*What is required*: Read the records below and copy each line that contains "Specificity".

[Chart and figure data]

++++++++++++++++++++

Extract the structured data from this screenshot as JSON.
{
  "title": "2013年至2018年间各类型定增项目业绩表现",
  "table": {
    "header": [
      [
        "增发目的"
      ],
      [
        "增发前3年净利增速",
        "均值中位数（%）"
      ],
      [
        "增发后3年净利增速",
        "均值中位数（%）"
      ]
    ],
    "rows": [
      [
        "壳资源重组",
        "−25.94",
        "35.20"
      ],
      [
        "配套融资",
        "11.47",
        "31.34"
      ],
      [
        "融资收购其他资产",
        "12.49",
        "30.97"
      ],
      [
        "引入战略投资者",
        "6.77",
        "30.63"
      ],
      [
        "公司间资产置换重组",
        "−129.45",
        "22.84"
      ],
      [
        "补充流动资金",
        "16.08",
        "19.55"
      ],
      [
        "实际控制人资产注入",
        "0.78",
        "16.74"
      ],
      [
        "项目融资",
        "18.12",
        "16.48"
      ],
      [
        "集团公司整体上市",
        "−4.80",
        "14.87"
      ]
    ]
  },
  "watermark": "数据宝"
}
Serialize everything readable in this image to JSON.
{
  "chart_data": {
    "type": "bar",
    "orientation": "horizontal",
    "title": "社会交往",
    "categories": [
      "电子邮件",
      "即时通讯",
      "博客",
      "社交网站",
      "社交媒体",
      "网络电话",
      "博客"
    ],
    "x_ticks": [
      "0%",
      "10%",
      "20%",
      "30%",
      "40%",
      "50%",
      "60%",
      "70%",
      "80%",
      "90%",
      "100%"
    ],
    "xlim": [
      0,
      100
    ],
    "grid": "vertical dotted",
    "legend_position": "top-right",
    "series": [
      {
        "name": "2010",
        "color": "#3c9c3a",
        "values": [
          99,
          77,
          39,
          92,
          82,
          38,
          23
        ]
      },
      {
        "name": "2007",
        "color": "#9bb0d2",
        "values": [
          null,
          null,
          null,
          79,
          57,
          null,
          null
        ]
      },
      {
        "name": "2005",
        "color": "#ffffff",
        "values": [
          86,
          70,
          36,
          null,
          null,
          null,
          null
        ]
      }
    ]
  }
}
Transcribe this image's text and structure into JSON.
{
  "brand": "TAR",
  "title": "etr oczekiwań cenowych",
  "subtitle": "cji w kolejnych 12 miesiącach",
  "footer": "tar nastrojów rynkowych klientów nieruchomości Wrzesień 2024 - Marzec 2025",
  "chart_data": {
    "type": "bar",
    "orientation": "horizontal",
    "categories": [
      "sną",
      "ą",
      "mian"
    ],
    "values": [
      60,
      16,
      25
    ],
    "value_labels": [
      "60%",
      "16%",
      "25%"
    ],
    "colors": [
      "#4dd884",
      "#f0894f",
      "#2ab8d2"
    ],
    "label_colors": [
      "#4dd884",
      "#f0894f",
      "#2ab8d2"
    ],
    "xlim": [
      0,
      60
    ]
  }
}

++++++++++++++++++++

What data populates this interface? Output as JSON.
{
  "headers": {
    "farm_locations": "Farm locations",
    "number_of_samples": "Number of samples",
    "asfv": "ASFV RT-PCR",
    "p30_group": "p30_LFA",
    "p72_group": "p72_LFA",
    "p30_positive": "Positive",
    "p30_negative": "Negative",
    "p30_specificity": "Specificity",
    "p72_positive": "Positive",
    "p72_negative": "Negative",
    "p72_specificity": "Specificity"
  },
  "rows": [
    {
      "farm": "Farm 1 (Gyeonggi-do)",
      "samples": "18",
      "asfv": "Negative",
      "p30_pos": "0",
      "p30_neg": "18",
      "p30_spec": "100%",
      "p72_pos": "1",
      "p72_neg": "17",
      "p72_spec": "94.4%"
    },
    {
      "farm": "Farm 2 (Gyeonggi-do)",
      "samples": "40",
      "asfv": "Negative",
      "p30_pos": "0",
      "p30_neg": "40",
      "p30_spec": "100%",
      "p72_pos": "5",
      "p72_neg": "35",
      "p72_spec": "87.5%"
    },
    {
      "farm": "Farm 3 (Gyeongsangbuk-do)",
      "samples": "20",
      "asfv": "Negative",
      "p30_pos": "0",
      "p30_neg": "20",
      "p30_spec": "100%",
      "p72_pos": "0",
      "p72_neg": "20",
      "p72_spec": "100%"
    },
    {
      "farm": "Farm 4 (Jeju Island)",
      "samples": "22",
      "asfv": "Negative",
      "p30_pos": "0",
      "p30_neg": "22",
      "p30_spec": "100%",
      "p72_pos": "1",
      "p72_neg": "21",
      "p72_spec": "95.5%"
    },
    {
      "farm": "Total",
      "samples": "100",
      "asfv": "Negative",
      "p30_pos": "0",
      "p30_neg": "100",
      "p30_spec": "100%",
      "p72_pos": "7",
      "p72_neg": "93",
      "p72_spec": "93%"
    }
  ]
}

++++++++++++++++++++

*Response to this exercise*:
    "p30_specificity": "Specificity",
    "p72_specificity": "Specificity"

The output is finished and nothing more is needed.